Dear Teroxx Community,

This week we saw a digital asset market, which showed little change price-wise, but completed a support formation in recent days and showed bullish moves to start the week!

Weekly overview

As usual, we are also providing detailed videos for those who want to delve deeper into the subject.


Digital Asset News

Although the bottoming out for Bitcoin does not seem to be complete yet, some experts predict that there could be new gains for the time being.
“The daily chart looks good, the market is pointing to a bounce for now, but that doesn’t say anything about what it will look like,” analysts said. To this they add:
“The FireCharts show that there is clear resistance at $30,700 and at $32,000, so there could be a sideways move first before the upswing follows.”
The push for risky financial products has weakened the U.S. dollar, as it were, so the U.S. dollar index (DXY) is now heading further back down to earth after hitting a twenty-year record high in recent days. This could facilitate investments in the digital asset market in the coming weeks.

The topic of LUNA / UST also continues to occupy many people. Now there is news:
To manage the restart of the crashed cryptocurrency Terra (LUNA), the majority of the community of this blockchain project has now decided to burn a large part of the supply of the associated stablecoin UST.
Back in early May, Terra CEO Do Kwon had stated that burning parts of the UST supply could be a possible solution to stabilize the crypto project. Following this logic, users of the project have suggested that 1 billion currency units of the TerraUSD (UST) stablecoin be burned from the community pool.
Although Do Kwon has provided a wallet address for burns, the Terra business leader stresses that he advises investors against depositing funds to it, because in the end, they would only diminish their own wealth.
Whether these steps will lead to a long-term recovery is highly doubtful. The public prosecutor’s office in South Korea is already investigating – nevertheless, new news on this topic is attracting a lot of attention.

Video games were developed in the late 20th century as a means of distraction from everyday life. But newer technologies and a digital society have helped turn a leisure activity into a multi-billion dollar industry that continues to grow.

From the 1970s to the 2000s, pay-to-play games were the dominant model. Here, you could either buy the software with a one-time payment or use it over time, usually in the form of monthly subscriptions. In the 2010s, companies gradually explored the free-to-play model, benefiting from global app stores and marketplaces that spawned successful franchises like Fortnite and Apex Legends. Recently, the play-to-earn (P2E) model has also become more popular. Not only can gamers play for free, they can actually earn money while playing.

With the introduction of blockchain technologies, games have become more than just entertainment. Blockchain-based games give gamers, users, and developers more opportunities thanks to the ownership of NFTs and the economic characteristics of cryptocurrencies. In addition, blockchain-based games and their underlying infrastructure have received at least $7 billion in investment from VCs and institutional investors since early 2021.

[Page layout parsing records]

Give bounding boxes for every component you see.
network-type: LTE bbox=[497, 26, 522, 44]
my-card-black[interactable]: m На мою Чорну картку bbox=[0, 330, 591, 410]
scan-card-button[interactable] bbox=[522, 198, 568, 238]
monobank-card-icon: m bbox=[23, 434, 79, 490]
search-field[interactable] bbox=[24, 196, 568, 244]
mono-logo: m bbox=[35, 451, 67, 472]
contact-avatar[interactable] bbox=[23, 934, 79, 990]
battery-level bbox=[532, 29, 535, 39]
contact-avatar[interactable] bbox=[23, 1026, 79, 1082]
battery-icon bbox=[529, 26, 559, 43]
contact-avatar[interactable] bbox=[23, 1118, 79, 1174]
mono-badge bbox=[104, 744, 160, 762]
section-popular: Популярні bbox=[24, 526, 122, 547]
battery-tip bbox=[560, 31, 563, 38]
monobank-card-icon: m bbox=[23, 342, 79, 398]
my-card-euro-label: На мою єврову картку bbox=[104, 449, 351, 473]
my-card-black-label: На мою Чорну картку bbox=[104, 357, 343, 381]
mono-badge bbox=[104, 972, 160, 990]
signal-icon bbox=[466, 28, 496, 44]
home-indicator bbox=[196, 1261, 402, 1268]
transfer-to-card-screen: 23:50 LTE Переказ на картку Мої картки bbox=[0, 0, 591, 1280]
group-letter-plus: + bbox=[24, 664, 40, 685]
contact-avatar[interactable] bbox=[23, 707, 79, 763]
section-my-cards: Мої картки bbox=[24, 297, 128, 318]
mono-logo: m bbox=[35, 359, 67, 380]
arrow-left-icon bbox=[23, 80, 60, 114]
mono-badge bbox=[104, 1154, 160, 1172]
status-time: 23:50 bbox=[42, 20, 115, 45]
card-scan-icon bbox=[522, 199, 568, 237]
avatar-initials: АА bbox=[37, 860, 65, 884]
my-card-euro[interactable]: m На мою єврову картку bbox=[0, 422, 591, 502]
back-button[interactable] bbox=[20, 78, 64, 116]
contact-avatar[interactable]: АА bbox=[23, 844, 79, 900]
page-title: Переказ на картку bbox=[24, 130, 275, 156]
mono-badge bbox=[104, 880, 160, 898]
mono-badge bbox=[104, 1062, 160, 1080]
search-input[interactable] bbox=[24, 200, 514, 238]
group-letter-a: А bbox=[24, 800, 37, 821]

_USING THE INFORMATION_.
**1)** Answer these questions from the newsletter:
(a) According to the FireCharts, at which two price levels is there clear resistance?
(b) How many currency units of the TerraUSD (UST) stablecoin did users suggest burning from the community pool?
(c) Which game model was dominant from the 1970s to the 2000s?
**2)** Write out the part of the newsletter that begins at the words "This week we" and stops after "into the subject.".

_OUTPUTS FOR THE TASKS_.
**1)**
(a) $30,700 and $32,000
(b) 1 billion
(c) Pay-to-play

**2)**
This week we saw a digital asset market, which showed little change price-wise, but completed a support formation in recent days and showed bullish moves to start the week!

Weekly overview

As usual, we are also providing detailed videos for those who want to delve deeper into the subject.